=== Task brief ===
Report only the number of lines in this material that include "type".

— Start Records supplied —

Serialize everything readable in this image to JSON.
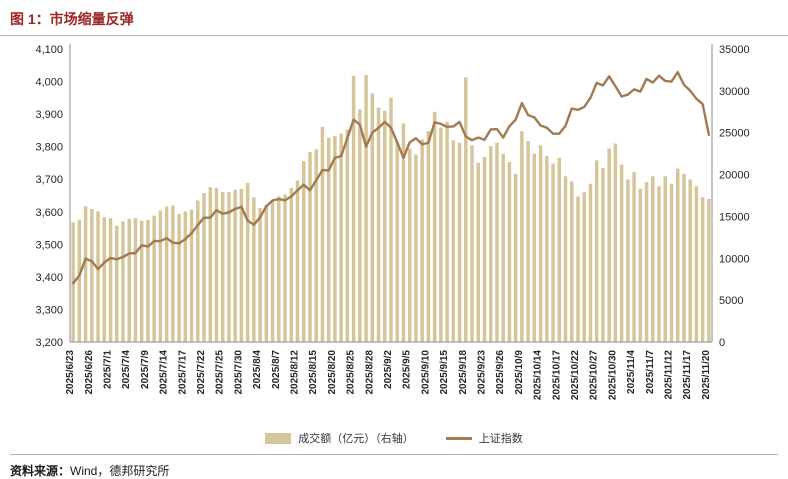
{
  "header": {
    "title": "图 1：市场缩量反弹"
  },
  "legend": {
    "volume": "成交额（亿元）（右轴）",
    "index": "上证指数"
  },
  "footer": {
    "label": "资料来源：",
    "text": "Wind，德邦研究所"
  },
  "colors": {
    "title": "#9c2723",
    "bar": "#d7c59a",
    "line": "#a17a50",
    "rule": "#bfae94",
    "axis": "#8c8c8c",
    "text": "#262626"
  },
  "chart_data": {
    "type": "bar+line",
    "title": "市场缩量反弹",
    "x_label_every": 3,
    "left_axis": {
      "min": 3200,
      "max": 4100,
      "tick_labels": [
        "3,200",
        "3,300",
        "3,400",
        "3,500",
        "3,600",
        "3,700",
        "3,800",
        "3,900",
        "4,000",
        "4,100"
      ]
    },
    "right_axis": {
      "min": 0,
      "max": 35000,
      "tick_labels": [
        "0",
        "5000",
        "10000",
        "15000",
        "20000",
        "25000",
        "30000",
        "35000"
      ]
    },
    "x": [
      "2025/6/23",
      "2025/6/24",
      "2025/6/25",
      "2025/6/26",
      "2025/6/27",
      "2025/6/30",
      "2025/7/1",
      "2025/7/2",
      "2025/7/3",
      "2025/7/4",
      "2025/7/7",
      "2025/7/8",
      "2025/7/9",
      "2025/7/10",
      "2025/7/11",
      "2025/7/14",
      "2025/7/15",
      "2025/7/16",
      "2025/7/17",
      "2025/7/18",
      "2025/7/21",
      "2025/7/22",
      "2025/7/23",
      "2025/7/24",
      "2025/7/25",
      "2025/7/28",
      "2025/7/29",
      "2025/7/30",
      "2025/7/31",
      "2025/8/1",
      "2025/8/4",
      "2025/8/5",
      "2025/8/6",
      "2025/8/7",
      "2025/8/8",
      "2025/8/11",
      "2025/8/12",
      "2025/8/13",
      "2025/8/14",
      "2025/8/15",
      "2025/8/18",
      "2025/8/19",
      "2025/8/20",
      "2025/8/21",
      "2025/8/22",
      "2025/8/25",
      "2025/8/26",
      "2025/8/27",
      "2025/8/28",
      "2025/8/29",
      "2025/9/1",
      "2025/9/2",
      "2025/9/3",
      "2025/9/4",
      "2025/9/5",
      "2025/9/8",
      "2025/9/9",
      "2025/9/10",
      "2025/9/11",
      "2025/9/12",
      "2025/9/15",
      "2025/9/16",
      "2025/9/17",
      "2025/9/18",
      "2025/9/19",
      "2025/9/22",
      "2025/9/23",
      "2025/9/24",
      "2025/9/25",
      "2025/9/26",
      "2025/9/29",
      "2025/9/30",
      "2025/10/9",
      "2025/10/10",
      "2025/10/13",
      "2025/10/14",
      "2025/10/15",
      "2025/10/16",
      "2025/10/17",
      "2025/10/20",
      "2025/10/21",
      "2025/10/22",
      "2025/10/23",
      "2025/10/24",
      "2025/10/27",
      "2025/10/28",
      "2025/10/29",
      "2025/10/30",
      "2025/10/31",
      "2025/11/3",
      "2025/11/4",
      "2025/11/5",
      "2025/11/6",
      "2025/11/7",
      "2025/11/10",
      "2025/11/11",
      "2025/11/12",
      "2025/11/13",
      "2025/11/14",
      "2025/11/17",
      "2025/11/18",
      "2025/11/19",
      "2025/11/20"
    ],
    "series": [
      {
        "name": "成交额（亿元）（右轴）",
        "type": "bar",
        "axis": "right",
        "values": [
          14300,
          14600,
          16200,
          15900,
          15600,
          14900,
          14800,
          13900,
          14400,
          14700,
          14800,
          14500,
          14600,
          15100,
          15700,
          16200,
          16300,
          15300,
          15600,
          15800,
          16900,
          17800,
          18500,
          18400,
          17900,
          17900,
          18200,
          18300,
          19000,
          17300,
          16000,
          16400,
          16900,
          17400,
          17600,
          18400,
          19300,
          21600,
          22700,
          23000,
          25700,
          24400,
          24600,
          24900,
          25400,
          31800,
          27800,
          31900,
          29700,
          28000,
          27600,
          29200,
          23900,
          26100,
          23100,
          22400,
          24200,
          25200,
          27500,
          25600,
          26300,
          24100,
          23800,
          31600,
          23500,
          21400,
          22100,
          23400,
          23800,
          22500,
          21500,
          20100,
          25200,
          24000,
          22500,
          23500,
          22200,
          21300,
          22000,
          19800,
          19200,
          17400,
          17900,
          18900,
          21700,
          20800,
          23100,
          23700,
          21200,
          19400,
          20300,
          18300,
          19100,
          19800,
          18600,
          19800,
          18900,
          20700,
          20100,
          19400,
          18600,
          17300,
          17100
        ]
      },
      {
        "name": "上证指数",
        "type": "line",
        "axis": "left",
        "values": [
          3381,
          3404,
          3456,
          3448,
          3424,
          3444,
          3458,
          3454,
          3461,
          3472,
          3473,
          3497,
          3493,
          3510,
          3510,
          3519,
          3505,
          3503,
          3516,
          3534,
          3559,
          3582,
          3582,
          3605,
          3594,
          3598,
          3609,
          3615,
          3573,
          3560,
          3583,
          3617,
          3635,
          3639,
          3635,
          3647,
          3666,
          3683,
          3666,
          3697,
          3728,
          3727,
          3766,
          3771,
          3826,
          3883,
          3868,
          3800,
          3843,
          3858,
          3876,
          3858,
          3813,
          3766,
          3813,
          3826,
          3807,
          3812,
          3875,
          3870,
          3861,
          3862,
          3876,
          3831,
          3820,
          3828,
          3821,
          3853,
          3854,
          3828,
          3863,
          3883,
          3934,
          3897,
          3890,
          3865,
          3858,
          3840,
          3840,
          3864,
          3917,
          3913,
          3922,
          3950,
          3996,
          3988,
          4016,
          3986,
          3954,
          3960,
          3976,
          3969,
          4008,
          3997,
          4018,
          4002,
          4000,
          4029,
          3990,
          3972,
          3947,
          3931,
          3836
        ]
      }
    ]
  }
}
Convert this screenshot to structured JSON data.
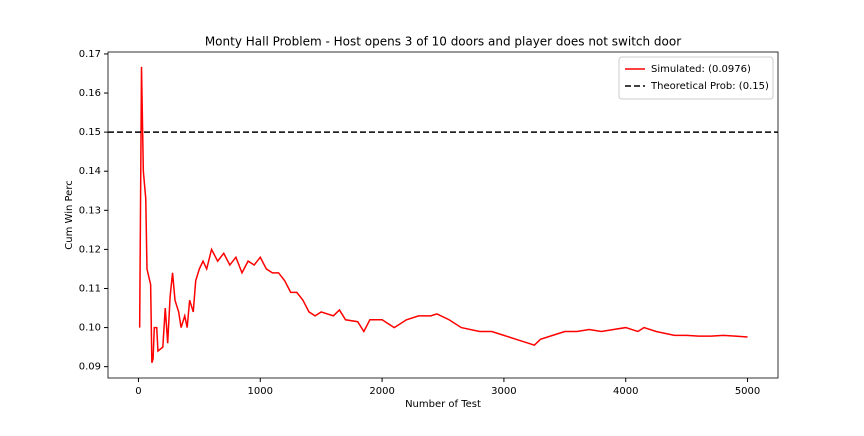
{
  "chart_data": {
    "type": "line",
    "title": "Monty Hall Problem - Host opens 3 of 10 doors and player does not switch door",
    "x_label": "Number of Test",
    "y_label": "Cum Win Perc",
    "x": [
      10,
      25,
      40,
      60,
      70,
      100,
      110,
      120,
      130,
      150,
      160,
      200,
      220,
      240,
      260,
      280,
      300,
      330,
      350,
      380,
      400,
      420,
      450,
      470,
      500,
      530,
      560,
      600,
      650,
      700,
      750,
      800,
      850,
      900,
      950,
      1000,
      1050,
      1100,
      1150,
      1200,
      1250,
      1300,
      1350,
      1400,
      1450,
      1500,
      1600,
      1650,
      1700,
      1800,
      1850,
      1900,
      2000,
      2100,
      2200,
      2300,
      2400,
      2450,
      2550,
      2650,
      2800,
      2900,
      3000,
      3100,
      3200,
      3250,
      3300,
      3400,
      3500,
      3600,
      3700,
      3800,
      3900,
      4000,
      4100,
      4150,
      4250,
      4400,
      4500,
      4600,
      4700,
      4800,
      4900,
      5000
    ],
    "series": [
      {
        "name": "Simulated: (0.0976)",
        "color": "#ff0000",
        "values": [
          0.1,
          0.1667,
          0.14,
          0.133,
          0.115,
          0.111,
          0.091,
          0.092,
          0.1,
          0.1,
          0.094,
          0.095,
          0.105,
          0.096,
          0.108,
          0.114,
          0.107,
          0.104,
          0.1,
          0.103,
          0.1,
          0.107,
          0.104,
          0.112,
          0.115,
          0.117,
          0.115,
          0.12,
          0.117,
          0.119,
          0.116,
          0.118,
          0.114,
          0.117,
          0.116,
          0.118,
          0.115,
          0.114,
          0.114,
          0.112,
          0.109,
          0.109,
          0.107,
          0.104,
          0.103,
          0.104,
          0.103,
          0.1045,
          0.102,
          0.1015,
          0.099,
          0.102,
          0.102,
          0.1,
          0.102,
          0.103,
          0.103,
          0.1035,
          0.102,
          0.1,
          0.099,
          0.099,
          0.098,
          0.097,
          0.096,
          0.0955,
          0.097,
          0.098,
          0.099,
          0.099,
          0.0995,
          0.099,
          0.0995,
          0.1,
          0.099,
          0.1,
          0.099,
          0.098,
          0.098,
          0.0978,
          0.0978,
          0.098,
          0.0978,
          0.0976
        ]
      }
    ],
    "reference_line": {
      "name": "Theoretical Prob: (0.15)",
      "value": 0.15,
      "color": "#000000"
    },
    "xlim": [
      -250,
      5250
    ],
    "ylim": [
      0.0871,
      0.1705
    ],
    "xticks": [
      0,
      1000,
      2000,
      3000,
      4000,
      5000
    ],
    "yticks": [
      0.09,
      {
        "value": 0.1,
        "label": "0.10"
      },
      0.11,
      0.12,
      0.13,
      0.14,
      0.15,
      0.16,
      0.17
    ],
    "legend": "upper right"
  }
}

— End Records supplied —

=== Right answer ===
4